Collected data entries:
++++

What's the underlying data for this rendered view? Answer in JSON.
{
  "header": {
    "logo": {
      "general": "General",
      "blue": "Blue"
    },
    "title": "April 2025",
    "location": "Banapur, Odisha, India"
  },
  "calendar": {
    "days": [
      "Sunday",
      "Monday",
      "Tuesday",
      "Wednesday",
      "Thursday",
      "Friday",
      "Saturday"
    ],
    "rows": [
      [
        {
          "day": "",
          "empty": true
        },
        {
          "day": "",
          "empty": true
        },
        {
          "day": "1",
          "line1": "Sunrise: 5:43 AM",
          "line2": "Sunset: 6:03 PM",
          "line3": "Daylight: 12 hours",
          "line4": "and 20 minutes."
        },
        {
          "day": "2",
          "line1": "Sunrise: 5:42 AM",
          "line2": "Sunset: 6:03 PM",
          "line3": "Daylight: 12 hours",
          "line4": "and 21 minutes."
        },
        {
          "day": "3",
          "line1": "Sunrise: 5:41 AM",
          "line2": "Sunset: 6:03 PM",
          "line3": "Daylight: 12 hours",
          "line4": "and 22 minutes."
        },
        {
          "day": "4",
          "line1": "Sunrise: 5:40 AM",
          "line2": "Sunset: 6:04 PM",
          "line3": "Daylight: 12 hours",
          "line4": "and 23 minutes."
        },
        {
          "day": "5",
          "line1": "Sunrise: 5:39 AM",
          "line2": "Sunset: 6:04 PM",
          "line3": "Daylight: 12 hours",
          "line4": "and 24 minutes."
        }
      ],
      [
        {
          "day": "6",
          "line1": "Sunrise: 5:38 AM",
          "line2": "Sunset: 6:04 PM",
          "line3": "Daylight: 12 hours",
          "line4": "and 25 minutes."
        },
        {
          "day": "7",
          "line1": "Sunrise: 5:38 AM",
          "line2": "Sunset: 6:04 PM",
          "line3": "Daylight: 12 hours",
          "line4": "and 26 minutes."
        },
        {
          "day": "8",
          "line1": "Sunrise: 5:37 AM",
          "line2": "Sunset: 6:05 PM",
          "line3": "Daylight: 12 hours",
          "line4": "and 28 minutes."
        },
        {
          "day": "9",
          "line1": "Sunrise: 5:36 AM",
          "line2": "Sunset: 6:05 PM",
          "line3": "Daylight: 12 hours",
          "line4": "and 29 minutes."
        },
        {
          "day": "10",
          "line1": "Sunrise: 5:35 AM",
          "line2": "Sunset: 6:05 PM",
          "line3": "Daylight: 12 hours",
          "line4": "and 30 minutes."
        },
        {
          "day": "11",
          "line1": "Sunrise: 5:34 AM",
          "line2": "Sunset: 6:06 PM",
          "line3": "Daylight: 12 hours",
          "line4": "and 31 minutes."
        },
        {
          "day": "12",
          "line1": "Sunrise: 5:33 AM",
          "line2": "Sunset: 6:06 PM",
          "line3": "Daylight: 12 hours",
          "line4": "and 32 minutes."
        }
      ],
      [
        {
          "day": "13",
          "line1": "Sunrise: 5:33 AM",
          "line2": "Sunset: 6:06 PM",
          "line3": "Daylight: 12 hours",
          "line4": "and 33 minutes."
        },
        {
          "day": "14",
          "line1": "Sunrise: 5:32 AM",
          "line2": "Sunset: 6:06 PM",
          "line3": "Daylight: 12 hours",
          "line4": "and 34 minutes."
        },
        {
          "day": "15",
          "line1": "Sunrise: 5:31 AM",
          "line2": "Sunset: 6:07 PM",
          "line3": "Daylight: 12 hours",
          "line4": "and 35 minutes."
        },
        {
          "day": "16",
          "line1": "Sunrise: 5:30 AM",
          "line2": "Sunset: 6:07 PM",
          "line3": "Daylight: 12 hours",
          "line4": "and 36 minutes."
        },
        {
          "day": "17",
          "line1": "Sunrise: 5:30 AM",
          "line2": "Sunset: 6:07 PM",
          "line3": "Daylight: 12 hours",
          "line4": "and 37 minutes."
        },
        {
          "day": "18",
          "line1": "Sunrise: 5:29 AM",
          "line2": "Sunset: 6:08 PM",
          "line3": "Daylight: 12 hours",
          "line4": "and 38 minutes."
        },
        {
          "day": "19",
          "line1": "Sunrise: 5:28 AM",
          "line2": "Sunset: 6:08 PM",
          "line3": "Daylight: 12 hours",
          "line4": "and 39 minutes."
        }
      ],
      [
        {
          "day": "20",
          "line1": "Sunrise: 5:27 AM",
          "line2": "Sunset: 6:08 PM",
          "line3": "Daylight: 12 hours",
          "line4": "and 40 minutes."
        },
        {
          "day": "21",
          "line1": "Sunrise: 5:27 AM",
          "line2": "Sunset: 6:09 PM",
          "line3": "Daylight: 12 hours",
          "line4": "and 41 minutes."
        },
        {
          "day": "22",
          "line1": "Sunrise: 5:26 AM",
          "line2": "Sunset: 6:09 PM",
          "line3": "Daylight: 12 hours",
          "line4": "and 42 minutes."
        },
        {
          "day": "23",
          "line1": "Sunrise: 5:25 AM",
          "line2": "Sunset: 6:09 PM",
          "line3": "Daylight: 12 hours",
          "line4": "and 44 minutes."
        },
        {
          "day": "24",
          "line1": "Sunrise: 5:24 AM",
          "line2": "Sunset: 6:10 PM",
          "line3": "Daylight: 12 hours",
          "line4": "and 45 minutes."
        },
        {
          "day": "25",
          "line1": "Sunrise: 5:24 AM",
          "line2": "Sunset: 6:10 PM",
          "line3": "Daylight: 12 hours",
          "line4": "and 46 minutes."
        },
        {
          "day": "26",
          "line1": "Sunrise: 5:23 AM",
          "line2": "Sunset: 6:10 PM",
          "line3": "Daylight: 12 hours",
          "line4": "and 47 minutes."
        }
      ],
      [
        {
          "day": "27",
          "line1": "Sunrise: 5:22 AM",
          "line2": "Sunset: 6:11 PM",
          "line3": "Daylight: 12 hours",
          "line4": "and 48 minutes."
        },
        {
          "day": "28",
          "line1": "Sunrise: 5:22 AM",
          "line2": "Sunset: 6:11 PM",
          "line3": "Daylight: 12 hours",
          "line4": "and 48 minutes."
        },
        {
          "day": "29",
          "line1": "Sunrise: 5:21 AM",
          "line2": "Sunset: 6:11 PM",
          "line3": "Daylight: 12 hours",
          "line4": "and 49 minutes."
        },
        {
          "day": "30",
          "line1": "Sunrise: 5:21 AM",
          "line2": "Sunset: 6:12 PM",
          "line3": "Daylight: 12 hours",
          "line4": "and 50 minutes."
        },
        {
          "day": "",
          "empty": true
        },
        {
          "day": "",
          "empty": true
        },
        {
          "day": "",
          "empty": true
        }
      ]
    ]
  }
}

++++

**Challenge**
Would you restate each of the entries word for word?

**Reply**
What's the underlying data for this rendered view? Answer in JSON.
{
  "header": {
    "logo": {
      "general": "General",
      "blue": "Blue"
    },
    "title": "April 2025",
    "location": "Banapur, Odisha, India"
  },
  "calendar": {
    "days": [
      "Sunday",
      "Monday",
      "Tuesday",
      "Wednesday",
      "Thursday",
      "Friday",
      "Saturday"
    ],
    "rows": [
      [
        {
          "day": "",
          "empty": true
        },
        {
          "day": "",
          "empty": true
        },
        {
          "day": "1",
          "line1": "Sunrise: 5:43 AM",
          "line2": "Sunset: 6:03 PM",
          "line3": "Daylight: 12 hours",
          "line4": "and 20 minutes."
        },
        {
          "day": "2",
          "line1": "Sunrise: 5:42 AM",
          "line2": "Sunset: 6:03 PM",
          "line3": "Daylight: 12 hours",
          "line4": "and 21 minutes."
        },
        {
          "day": "3",
          "line1": "Sunrise: 5:41 AM",
          "line2": "Sunset: 6:03 PM",
          "line3": "Daylight: 12 hours",
          "line4": "and 22 minutes."
        },
        {
          "day": "4",
          "line1": "Sunrise: 5:40 AM",
          "line2": "Sunset: 6:04 PM",
          "line3": "Daylight: 12 hours",
          "line4": "and 23 minutes."
        },
        {
          "day": "5",
          "line1": "Sunrise: 5:39 AM",
          "line2": "Sunset: 6:04 PM",
          "line3": "Daylight: 12 hours",
          "line4": "and 24 minutes."
        }
      ],
      [
        {
          "day": "6",
          "line1": "Sunrise: 5:38 AM",
          "line2": "Sunset: 6:04 PM",
          "line3": "Daylight: 12 hours",
          "line4": "and 25 minutes."
        },
        {
          "day": "7",
          "line1": "Sunrise: 5:38 AM",
          "line2": "Sunset: 6:04 PM",
          "line3": "Daylight: 12 hours",
          "line4": "and 26 minutes."
        },
        {
          "day": "8",
          "line1": "Sunrise: 5:37 AM",
          "line2": "Sunset: 6:05 PM",
          "line3": "Daylight: 12 hours",
          "line4": "and 28 minutes."
        },
        {
          "day": "9",
          "line1": "Sunrise: 5:36 AM",
          "line2": "Sunset: 6:05 PM",
          "line3": "Daylight: 12 hours",
          "line4": "and 29 minutes."
        },
        {
          "day": "10",
          "line1": "Sunrise: 5:35 AM",
          "line2": "Sunset: 6:05 PM",
          "line3": "Daylight: 12 hours",
          "line4": "and 30 minutes."
        },
        {
          "day": "11",
          "line1": "Sunrise: 5:34 AM",
          "line2": "Sunset: 6:06 PM",
          "line3": "Daylight: 12 hours",
          "line4": "and 31 minutes."
        },
        {
          "day": "12",
          "line1": "Sunrise: 5:33 AM",
          "line2": "Sunset: 6:06 PM",
          "line3": "Daylight: 12 hours",
          "line4": "and 32 minutes."
        }
      ],
      [
        {
          "day": "13",
          "line1": "Sunrise: 5:33 AM",
          "line2": "Sunset: 6:06 PM",
          "line3": "Daylight: 12 hours",
          "line4": "and 33 minutes."
        },
        {
          "day": "14",
          "line1": "Sunrise: 5:32 AM",
          "line2": "Sunset: 6:06 PM",
          "line3": "Daylight: 12 hours",
          "line4": "and 34 minutes."
        },
        {
          "day": "15",
          "line1": "Sunrise: 5:31 AM",
          "line2": "Sunset: 6:07 PM",
          "line3": "Daylight: 12 hours",
          "line4": "and 35 minutes."
        },
        {
          "day": "16",
          "line1": "Sunrise: 5:30 AM",
          "line2": "Sunset: 6:07 PM",
          "line3": "Daylight: 12 hours",
          "line4": "and 36 minutes."
        },
        {
          "day": "17",
          "line1": "Sunrise: 5:30 AM",
          "line2": "Sunset: 6:07 PM",
          "line3": "Daylight: 12 hours",
          "line4": "and 37 minutes."
        },
        {
          "day": "18",
          "line1": "Sunrise: 5:29 AM",
          "line2": "Sunset: 6:08 PM",
          "line3": "Daylight: 12 hours",
          "line4": "and 38 minutes."
        },
        {
          "day": "19",
          "line1": "Sunrise: 5:28 AM",
          "line2": "Sunset: 6:08 PM",
          "line3": "Daylight: 12 hours",
          "line4": "and 39 minutes."
        }
      ],
      [
        {
          "day": "20",
          "line1": "Sunrise: 5:27 AM",
          "line2": "Sunset: 6:08 PM",
          "line3": "Daylight: 12 hours",
          "line4": "and 40 minutes."
        },
        {
          "day": "21",
          "line1": "Sunrise: 5:27 AM",
          "line2": "Sunset: 6:09 PM",
          "line3": "Daylight: 12 hours",
          "line4": "and 41 minutes."
        },
        {
          "day": "22",
          "line1": "Sunrise: 5:26 AM",
          "line2": "Sunset: 6:09 PM",
          "line3": "Daylight: 12 hours",
          "line4": "and 42 minutes."
        },
        {
          "day": "23",
          "line1": "Sunrise: 5:25 AM",
          "line2": "Sunset: 6:09 PM",
          "line3": "Daylight: 12 hours",
          "line4": "and 44 minutes."
        },
        {
          "day": "24",
          "line1": "Sunrise: 5:24 AM",
          "line2": "Sunset: 6:10 PM",
          "line3": "Daylight: 12 hours",
          "line4": "and 45 minutes."
        },
        {
          "day": "25",
          "line1": "Sunrise: 5:24 AM",
          "line2": "Sunset: 6:10 PM",
          "line3": "Daylight: 12 hours",
          "line4": "and 46 minutes."
        },
        {
          "day": "26",
          "line1": "Sunrise: 5:23 AM",
          "line2": "Sunset: 6:10 PM",
          "line3": "Daylight: 12 hours",
          "line4": "and 47 minutes."
        }
      ],
      [
        {
          "day": "27",
          "line1": "Sunrise: 5:22 AM",
          "line2": "Sunset: 6:11 PM",
          "line3": "Daylight: 12 hours",
          "line4": "and 48 minutes."
        },
        {
          "day": "28",
          "line1": "Sunrise: 5:22 AM",
          "line2": "Sunset: 6:11 PM",
          "line3": "Daylight: 12 hours",
          "line4": "and 48 minutes."
        },
        {
          "day": "29",
          "line1": "Sunrise: 5:21 AM",
          "line2": "Sunset: 6:11 PM",
          "line3": "Daylight: 12 hours",
          "line4": "and 49 minutes."
        },
        {
          "day": "30",
          "line1": "Sunrise: 5:21 AM",
          "line2": "Sunset: 6:12 PM",
          "line3": "Daylight: 12 hours",
          "line4": "and 50 minutes."
        },
        {
          "day": "",
          "empty": true
        },
        {
          "day": "",
          "empty": true
        },
        {
          "day": "",
          "empty": true
        }
      ]
    ]
  }
}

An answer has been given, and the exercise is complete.